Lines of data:
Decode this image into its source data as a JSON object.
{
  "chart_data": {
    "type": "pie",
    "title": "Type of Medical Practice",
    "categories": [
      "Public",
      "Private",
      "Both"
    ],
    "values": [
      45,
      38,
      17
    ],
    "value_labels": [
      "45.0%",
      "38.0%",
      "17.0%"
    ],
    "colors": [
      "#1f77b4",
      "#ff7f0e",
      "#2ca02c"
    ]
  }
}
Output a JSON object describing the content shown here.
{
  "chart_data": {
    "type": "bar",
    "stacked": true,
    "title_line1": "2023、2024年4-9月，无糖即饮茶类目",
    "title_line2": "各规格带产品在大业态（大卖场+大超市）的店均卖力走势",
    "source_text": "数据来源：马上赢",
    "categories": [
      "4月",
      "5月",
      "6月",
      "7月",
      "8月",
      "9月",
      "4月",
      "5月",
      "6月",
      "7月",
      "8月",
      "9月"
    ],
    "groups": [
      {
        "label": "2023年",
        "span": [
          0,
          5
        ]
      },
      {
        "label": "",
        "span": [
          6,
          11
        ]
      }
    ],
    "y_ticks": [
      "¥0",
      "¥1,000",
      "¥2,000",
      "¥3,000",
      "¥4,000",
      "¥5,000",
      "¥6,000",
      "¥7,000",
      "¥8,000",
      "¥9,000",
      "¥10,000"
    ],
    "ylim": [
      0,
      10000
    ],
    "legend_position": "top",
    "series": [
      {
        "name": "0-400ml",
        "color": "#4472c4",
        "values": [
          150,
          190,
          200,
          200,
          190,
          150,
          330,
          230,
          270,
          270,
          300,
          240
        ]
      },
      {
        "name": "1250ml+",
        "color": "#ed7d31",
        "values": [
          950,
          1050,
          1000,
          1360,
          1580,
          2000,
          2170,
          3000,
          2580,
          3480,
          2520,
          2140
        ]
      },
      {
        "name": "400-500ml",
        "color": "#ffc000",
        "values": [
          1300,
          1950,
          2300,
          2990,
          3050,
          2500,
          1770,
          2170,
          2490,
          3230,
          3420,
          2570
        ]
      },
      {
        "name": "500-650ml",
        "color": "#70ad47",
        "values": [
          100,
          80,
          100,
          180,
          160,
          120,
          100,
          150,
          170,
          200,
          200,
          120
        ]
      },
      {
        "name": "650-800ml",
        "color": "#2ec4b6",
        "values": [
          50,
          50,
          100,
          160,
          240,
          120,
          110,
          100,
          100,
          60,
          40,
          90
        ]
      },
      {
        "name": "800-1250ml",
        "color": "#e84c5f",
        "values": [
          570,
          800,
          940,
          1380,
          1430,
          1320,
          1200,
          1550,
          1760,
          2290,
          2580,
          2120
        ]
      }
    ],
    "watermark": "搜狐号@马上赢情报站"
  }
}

* * *

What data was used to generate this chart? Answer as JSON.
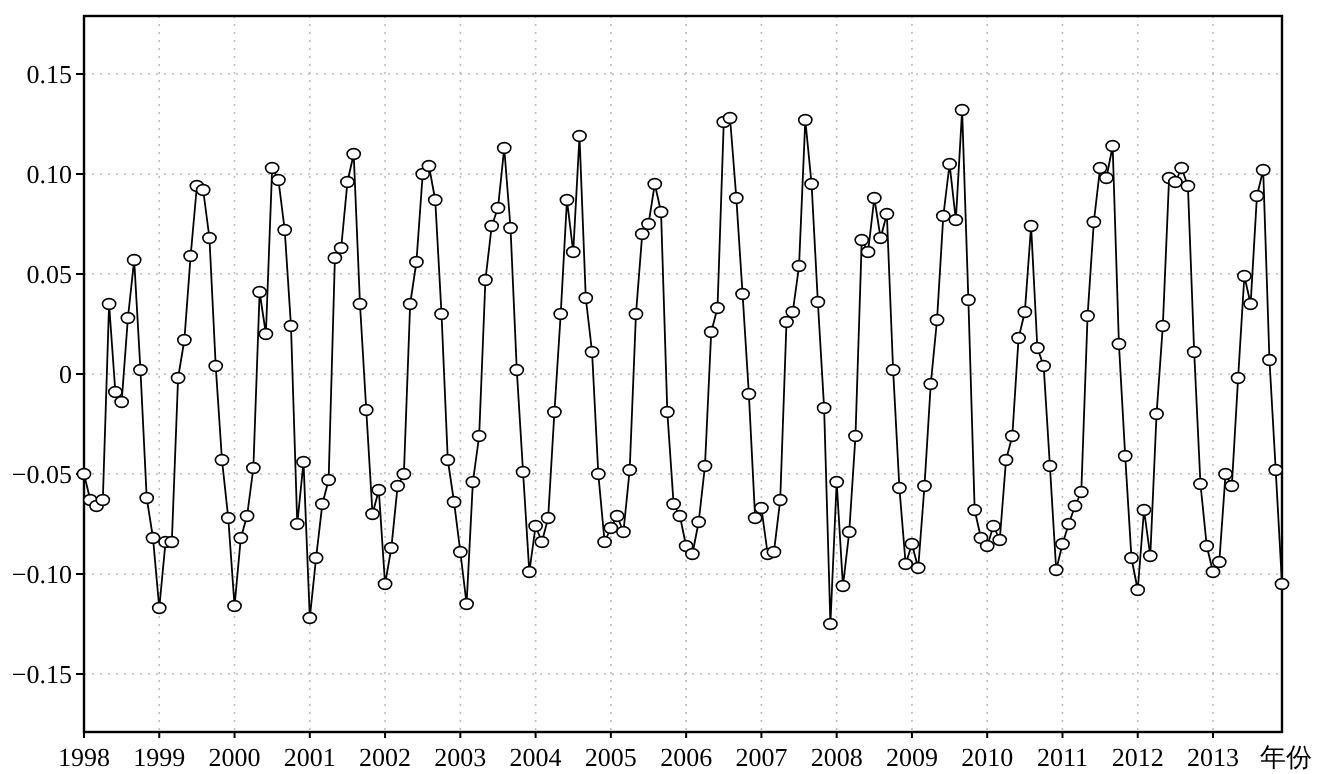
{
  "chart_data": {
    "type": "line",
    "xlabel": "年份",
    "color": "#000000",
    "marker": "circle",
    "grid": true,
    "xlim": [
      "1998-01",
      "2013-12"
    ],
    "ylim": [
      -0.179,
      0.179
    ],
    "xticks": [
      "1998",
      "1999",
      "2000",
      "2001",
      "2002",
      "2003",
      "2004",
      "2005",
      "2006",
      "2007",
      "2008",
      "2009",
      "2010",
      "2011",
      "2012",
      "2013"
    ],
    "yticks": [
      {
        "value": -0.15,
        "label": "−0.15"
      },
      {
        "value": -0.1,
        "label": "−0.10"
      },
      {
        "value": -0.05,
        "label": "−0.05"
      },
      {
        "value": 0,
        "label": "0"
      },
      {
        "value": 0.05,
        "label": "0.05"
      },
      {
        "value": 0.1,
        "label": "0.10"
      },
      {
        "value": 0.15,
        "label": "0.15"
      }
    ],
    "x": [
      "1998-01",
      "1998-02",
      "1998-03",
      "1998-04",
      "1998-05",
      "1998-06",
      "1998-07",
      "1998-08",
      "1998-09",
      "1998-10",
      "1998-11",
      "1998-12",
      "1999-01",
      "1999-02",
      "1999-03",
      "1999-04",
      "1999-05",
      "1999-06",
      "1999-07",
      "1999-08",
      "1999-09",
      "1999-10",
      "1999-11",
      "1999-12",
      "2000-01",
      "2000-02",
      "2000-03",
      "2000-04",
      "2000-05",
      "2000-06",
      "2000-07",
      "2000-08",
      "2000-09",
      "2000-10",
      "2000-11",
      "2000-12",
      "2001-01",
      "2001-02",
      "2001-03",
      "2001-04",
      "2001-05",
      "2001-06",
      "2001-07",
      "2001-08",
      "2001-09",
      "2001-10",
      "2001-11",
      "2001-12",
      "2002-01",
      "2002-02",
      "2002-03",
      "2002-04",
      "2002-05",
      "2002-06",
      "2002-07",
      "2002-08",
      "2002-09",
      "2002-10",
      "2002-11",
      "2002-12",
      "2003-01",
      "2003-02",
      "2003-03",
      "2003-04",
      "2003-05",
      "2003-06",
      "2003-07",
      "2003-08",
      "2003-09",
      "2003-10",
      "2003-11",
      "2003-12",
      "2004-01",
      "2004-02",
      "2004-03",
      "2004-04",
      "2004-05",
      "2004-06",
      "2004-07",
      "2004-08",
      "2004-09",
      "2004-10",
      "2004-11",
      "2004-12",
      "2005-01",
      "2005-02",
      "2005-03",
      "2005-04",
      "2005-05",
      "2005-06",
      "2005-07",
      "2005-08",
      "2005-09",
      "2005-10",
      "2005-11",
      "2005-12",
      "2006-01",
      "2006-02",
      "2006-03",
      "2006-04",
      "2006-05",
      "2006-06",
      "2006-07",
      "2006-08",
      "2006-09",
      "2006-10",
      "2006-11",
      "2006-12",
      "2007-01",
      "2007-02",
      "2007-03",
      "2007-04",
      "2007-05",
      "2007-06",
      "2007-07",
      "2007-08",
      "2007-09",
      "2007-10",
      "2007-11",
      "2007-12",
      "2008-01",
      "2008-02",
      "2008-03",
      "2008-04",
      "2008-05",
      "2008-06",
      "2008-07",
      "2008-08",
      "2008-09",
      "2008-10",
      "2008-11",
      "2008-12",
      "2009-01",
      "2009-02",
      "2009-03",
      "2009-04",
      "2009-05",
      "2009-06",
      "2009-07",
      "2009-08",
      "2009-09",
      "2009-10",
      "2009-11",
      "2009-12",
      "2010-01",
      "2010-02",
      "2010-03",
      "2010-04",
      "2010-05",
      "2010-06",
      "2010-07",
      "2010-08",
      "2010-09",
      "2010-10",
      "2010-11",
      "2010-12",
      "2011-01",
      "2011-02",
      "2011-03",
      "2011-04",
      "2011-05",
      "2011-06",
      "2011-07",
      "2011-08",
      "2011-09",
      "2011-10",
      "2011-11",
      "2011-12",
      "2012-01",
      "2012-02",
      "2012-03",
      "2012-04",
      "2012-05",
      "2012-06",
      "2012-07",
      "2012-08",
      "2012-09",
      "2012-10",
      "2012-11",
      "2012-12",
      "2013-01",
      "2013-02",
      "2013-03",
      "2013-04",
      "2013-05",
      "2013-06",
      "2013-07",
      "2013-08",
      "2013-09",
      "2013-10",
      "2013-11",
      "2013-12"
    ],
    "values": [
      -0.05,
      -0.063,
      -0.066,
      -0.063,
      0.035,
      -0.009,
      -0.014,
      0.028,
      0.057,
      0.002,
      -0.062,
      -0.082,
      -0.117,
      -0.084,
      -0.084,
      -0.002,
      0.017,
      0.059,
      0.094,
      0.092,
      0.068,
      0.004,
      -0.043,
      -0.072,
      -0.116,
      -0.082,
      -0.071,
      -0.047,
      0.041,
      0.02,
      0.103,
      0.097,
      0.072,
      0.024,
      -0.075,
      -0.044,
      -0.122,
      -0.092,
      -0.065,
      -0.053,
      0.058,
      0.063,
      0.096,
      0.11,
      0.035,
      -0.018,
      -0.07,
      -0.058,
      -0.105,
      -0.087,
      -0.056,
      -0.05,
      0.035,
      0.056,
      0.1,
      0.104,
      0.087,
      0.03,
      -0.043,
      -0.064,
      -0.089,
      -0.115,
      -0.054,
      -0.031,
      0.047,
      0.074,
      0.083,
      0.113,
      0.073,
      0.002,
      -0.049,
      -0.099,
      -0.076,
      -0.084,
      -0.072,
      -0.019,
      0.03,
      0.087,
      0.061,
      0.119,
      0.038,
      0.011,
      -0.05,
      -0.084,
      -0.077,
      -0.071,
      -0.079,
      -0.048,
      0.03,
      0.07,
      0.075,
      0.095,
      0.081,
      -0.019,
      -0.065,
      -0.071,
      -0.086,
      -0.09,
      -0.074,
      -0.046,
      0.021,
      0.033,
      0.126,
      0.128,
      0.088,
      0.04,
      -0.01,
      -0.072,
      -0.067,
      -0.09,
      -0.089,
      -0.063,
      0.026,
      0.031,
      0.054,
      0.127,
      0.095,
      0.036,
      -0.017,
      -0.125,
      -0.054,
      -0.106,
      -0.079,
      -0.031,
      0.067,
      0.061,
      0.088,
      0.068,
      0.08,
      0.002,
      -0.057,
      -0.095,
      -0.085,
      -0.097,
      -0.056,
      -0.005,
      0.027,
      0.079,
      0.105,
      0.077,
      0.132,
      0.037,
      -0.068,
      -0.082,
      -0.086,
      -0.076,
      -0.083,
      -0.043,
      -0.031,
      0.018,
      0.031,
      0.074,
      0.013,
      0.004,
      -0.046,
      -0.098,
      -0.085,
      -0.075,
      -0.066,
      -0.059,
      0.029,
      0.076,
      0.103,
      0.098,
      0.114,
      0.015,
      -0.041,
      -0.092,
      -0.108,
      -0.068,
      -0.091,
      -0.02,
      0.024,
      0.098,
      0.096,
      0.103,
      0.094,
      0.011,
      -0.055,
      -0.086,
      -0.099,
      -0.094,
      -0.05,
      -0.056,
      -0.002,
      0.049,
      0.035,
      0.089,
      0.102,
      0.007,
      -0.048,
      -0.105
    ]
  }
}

> Work to complete: From the data above, copy out every line with the string "name" in it.

> Result of this task:
        "name": "0-400ml",
        "name": "1250ml+",
        "name": "400-500ml",
        "name": "500-650ml",
        "name": "650-800ml",
        "name": "800-1250ml",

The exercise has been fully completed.